INPUT MATERIAL start

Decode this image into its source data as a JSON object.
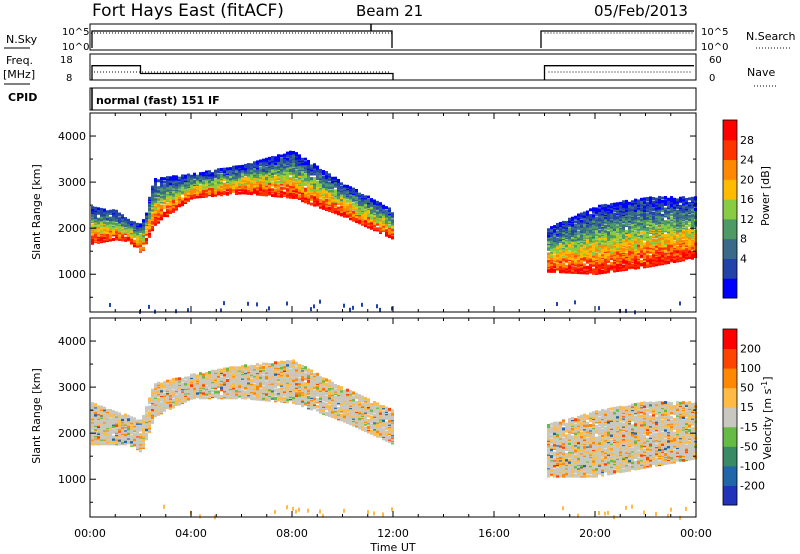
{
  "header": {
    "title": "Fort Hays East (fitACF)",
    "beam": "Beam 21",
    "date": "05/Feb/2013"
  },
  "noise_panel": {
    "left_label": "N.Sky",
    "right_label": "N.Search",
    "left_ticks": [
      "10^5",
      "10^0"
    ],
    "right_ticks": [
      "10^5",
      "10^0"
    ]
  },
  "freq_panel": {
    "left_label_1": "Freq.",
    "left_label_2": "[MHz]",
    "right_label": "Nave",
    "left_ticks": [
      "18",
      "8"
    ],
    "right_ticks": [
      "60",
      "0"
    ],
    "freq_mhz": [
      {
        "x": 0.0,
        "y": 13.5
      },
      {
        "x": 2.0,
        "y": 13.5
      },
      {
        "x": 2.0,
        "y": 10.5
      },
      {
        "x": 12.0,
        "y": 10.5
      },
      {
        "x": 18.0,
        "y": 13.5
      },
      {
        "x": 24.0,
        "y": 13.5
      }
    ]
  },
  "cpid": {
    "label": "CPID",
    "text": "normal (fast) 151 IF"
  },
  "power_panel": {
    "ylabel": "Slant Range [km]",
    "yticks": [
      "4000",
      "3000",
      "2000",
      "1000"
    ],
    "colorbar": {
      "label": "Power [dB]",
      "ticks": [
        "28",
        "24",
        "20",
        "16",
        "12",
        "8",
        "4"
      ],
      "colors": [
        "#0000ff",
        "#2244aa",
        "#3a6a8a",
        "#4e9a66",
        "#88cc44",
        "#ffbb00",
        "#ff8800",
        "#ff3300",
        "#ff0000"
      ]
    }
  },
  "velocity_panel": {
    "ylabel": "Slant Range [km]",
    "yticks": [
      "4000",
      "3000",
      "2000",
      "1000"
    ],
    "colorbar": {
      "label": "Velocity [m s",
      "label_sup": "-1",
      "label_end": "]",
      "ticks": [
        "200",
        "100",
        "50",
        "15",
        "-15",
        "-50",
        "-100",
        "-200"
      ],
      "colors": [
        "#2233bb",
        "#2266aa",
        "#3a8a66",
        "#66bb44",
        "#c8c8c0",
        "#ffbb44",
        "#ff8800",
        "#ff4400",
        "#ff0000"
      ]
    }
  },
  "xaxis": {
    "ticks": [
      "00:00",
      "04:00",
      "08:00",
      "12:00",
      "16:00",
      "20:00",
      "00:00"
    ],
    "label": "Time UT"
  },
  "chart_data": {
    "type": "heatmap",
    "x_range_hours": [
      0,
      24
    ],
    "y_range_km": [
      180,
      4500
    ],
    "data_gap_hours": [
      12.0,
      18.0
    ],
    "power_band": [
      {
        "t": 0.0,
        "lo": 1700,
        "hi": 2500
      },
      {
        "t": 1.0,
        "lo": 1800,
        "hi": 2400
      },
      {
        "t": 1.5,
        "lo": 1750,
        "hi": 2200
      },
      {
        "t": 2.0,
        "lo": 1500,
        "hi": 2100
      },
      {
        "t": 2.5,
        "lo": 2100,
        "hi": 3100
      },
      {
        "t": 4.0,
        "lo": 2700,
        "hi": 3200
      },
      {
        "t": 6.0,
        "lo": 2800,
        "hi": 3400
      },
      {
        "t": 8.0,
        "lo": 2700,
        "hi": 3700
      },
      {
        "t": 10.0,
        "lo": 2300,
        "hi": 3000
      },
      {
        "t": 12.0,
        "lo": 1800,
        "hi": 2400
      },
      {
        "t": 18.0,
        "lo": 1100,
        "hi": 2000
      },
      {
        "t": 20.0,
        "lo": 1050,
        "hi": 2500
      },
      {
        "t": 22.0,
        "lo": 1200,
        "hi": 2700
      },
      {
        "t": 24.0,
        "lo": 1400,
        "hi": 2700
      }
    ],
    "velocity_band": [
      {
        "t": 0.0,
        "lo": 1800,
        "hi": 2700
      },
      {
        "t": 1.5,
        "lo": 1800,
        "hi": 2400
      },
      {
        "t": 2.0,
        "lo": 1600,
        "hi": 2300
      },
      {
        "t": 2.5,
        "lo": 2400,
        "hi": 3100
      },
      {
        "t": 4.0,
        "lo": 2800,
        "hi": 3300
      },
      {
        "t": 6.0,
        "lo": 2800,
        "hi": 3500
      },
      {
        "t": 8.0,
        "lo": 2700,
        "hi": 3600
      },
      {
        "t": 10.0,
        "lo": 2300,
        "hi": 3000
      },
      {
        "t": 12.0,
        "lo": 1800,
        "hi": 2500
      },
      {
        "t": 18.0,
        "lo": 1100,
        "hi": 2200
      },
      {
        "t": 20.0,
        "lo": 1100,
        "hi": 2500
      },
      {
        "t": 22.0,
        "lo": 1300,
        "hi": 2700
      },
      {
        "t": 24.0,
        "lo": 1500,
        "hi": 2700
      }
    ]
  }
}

INPUT MATERIAL end

**TASK BRIEF**:
Your task is to repeat the material above exactly, without its pictures.

**RESPONSE BELOW**:
Decode this image into its source data as a JSON object.
{
  "header": {
    "title": "Fort Hays East (fitACF)",
    "beam": "Beam 21",
    "date": "05/Feb/2013"
  },
  "noise_panel": {
    "left_label": "N.Sky",
    "right_label": "N.Search",
    "left_ticks": [
      "10^5",
      "10^0"
    ],
    "right_ticks": [
      "10^5",
      "10^0"
    ]
  },
  "freq_panel": {
    "left_label_1": "Freq.",
    "left_label_2": "[MHz]",
    "right_label": "Nave",
    "left_ticks": [
      "18",
      "8"
    ],
    "right_ticks": [
      "60",
      "0"
    ],
    "freq_mhz": [
      {
        "x": 0.0,
        "y": 13.5
      },
      {
        "x": 2.0,
        "y": 13.5
      },
      {
        "x": 2.0,
        "y": 10.5
      },
      {
        "x": 12.0,
        "y": 10.5
      },
      {
        "x": 18.0,
        "y": 13.5
      },
      {
        "x": 24.0,
        "y": 13.5
      }
    ]
  },
  "cpid": {
    "label": "CPID",
    "text": "normal (fast) 151 IF"
  },
  "power_panel": {
    "ylabel": "Slant Range [km]",
    "yticks": [
      "4000",
      "3000",
      "2000",
      "1000"
    ],
    "colorbar": {
      "label": "Power [dB]",
      "ticks": [
        "28",
        "24",
        "20",
        "16",
        "12",
        "8",
        "4"
      ],
      "colors": [
        "#0000ff",
        "#2244aa",
        "#3a6a8a",
        "#4e9a66",
        "#88cc44",
        "#ffbb00",
        "#ff8800",
        "#ff3300",
        "#ff0000"
      ]
    }
  },
  "velocity_panel": {
    "ylabel": "Slant Range [km]",
    "yticks": [
      "4000",
      "3000",
      "2000",
      "1000"
    ],
    "colorbar": {
      "label": "Velocity [m s",
      "label_sup": "-1",
      "label_end": "]",
      "ticks": [
        "200",
        "100",
        "50",
        "15",
        "-15",
        "-50",
        "-100",
        "-200"
      ],
      "colors": [
        "#2233bb",
        "#2266aa",
        "#3a8a66",
        "#66bb44",
        "#c8c8c0",
        "#ffbb44",
        "#ff8800",
        "#ff4400",
        "#ff0000"
      ]
    }
  },
  "xaxis": {
    "ticks": [
      "00:00",
      "04:00",
      "08:00",
      "12:00",
      "16:00",
      "20:00",
      "00:00"
    ],
    "label": "Time UT"
  },
  "chart_data": {
    "type": "heatmap",
    "x_range_hours": [
      0,
      24
    ],
    "y_range_km": [
      180,
      4500
    ],
    "data_gap_hours": [
      12.0,
      18.0
    ],
    "power_band": [
      {
        "t": 0.0,
        "lo": 1700,
        "hi": 2500
      },
      {
        "t": 1.0,
        "lo": 1800,
        "hi": 2400
      },
      {
        "t": 1.5,
        "lo": 1750,
        "hi": 2200
      },
      {
        "t": 2.0,
        "lo": 1500,
        "hi": 2100
      },
      {
        "t": 2.5,
        "lo": 2100,
        "hi": 3100
      },
      {
        "t": 4.0,
        "lo": 2700,
        "hi": 3200
      },
      {
        "t": 6.0,
        "lo": 2800,
        "hi": 3400
      },
      {
        "t": 8.0,
        "lo": 2700,
        "hi": 3700
      },
      {
        "t": 10.0,
        "lo": 2300,
        "hi": 3000
      },
      {
        "t": 12.0,
        "lo": 1800,
        "hi": 2400
      },
      {
        "t": 18.0,
        "lo": 1100,
        "hi": 2000
      },
      {
        "t": 20.0,
        "lo": 1050,
        "hi": 2500
      },
      {
        "t": 22.0,
        "lo": 1200,
        "hi": 2700
      },
      {
        "t": 24.0,
        "lo": 1400,
        "hi": 2700
      }
    ],
    "velocity_band": [
      {
        "t": 0.0,
        "lo": 1800,
        "hi": 2700
      },
      {
        "t": 1.5,
        "lo": 1800,
        "hi": 2400
      },
      {
        "t": 2.0,
        "lo": 1600,
        "hi": 2300
      },
      {
        "t": 2.5,
        "lo": 2400,
        "hi": 3100
      },
      {
        "t": 4.0,
        "lo": 2800,
        "hi": 3300
      },
      {
        "t": 6.0,
        "lo": 2800,
        "hi": 3500
      },
      {
        "t": 8.0,
        "lo": 2700,
        "hi": 3600
      },
      {
        "t": 10.0,
        "lo": 2300,
        "hi": 3000
      },
      {
        "t": 12.0,
        "lo": 1800,
        "hi": 2500
      },
      {
        "t": 18.0,
        "lo": 1100,
        "hi": 2200
      },
      {
        "t": 20.0,
        "lo": 1100,
        "hi": 2500
      },
      {
        "t": 22.0,
        "lo": 1300,
        "hi": 2700
      },
      {
        "t": 24.0,
        "lo": 1500,
        "hi": 2700
      }
    ]
  }
}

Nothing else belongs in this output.